*The input:*
..........
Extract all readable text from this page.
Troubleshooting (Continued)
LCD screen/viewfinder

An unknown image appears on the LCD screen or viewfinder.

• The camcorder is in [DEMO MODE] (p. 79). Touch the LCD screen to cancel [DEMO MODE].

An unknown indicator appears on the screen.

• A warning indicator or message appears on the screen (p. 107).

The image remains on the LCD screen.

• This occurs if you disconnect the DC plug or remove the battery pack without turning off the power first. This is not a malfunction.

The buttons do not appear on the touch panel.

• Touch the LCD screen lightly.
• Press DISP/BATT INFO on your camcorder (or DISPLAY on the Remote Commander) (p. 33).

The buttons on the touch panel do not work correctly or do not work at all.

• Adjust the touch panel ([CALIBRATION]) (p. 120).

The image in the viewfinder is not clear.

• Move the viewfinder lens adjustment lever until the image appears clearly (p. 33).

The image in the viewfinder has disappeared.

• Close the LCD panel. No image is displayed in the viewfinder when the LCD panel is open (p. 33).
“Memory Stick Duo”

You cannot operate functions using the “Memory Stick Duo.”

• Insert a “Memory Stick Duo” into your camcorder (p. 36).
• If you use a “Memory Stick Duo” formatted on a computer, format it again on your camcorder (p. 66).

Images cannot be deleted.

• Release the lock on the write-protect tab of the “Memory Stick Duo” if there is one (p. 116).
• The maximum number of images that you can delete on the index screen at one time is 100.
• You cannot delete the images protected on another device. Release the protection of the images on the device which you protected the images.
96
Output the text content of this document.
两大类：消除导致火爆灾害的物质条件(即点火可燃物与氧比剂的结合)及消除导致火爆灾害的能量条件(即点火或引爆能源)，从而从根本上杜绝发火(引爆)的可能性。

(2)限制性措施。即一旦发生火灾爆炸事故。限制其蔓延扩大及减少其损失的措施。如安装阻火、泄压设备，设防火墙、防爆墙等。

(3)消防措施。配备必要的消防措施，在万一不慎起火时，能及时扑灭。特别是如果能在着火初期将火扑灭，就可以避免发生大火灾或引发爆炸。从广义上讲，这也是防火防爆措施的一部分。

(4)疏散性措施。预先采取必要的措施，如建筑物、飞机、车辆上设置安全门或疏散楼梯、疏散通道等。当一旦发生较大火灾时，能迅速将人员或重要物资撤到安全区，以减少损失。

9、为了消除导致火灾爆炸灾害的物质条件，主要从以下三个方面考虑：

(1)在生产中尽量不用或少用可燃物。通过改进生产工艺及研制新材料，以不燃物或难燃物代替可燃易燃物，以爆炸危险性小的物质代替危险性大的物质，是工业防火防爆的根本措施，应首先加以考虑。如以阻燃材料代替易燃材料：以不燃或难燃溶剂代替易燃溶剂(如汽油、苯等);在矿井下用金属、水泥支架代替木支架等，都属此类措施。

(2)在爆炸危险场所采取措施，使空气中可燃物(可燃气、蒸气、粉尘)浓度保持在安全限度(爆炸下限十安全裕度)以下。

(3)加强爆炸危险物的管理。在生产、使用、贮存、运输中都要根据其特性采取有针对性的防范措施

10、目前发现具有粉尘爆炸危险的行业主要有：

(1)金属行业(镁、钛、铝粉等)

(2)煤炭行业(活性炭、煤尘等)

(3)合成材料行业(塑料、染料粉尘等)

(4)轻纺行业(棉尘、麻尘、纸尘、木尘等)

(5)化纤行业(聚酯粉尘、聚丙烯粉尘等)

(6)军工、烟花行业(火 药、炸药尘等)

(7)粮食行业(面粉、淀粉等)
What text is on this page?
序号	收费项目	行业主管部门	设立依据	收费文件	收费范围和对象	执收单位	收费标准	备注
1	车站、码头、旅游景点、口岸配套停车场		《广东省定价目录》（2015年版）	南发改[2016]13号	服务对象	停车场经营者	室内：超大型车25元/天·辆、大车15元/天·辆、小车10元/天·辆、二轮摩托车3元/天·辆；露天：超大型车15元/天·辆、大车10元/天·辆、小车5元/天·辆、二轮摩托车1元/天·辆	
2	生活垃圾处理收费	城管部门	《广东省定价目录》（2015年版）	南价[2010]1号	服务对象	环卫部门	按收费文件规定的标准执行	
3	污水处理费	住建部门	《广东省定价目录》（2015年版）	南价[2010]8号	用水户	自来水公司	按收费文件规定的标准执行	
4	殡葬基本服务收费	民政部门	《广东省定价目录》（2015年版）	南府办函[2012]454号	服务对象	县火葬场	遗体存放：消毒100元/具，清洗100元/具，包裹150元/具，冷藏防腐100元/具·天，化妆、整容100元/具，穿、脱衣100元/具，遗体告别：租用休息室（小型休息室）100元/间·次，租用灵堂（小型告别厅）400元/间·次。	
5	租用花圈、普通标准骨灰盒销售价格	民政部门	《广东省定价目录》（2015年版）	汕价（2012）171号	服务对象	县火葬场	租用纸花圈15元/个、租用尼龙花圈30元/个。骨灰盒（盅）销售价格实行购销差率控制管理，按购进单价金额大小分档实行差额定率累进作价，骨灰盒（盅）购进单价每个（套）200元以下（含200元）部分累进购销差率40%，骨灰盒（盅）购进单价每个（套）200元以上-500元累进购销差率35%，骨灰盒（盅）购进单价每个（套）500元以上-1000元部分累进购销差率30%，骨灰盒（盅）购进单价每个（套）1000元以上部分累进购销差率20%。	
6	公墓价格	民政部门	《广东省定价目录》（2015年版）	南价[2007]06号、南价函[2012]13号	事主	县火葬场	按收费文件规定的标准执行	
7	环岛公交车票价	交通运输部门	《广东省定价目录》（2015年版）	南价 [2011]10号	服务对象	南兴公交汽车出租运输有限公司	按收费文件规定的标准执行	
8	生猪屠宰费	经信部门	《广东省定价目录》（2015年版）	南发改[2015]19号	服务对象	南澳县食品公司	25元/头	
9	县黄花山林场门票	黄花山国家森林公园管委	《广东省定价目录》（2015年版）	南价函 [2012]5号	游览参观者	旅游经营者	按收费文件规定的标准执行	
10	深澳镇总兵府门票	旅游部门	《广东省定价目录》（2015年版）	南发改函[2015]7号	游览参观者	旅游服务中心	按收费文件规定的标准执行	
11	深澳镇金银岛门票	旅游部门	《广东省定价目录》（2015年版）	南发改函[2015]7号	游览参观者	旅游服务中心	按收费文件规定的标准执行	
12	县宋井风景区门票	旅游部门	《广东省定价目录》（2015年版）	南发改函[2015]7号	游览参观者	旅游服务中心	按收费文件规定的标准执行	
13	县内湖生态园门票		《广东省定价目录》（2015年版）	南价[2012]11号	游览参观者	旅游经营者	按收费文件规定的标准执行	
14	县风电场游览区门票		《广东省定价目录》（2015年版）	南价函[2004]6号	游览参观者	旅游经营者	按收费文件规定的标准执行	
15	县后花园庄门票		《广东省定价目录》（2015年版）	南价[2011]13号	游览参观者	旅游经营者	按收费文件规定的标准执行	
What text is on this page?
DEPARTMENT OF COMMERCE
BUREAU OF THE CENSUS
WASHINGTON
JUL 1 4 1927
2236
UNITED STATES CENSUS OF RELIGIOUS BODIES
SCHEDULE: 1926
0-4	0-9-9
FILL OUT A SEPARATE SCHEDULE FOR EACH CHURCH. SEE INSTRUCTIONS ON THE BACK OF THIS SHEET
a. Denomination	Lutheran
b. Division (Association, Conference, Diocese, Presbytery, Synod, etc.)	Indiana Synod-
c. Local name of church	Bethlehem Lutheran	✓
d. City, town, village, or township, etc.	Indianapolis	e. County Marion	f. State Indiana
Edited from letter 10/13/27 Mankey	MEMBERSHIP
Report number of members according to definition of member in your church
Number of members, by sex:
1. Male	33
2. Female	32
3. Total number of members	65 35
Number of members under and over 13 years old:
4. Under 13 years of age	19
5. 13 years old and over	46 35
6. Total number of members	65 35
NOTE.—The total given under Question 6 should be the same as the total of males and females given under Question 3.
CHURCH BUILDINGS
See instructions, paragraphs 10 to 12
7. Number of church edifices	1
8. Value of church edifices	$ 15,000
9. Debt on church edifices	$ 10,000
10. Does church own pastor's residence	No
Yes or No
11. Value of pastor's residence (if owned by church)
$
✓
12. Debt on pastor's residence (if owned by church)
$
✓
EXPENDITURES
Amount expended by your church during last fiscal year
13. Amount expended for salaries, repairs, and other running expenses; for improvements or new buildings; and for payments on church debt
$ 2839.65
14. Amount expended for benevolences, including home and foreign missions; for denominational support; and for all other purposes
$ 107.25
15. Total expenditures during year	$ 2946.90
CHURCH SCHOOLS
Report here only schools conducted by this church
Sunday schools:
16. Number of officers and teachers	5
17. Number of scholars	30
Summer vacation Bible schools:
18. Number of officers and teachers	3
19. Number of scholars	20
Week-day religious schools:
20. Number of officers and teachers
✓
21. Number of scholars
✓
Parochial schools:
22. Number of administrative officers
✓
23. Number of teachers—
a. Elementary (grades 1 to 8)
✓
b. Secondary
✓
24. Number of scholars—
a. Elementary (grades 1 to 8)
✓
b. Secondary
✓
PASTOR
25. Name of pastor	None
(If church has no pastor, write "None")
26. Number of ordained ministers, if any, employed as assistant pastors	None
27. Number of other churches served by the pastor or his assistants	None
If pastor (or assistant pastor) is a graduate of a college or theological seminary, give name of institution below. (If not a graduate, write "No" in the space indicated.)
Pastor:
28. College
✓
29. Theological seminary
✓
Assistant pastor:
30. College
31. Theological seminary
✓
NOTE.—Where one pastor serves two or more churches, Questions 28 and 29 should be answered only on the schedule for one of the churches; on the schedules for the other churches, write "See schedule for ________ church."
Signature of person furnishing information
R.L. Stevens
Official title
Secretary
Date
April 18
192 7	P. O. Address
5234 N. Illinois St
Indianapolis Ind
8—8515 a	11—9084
..........
*Your instructions:*
Return every line containing "panel".

*Exercise answer:*
The buttons do not appear on the touch panel.
The buttons on the touch panel do not work correctly or do not work at all.
• Adjust the touch panel ([CALIBRATION]) (p. 120).
• Close the LCD panel. No image is displayed in the viewfinder when the LCD panel is open (p. 33).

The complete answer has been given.